§ Requirement: Go through the records and give each one again exactly.

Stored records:
━━━

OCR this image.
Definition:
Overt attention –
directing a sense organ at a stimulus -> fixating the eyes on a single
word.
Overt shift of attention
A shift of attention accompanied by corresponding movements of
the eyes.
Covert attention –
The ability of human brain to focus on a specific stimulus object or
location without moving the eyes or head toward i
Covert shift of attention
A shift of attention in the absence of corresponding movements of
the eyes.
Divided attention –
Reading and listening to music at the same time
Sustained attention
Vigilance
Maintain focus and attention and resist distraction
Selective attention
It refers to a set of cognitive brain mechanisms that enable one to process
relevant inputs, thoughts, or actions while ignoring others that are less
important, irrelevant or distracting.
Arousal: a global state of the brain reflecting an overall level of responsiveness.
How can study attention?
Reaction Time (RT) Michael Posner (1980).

━━━

§ Task result:
OCR this image.
Definition:
Overt attention –
directing a sense organ at a stimulus -> fixating the eyes on a single
word.
Overt shift of attention
A shift of attention accompanied by corresponding movements of
the eyes.
Covert attention –
The ability of human brain to focus on a specific stimulus object or
location without moving the eyes or head toward i
Covert shift of attention
A shift of attention in the absence of corresponding movements of
the eyes.
Divided attention –
Reading and listening to music at the same time
Sustained attention
Vigilance
Maintain focus and attention and resist distraction
Selective attention
It refers to a set of cognitive brain mechanisms that enable one to process
relevant inputs, thoughts, or actions while ignoring others that are less
important, irrelevant or distracting.
Arousal: a global state of the brain reflecting an overall level of responsiveness.
How can study attention?
Reaction Time (RT) Michael Posner (1980).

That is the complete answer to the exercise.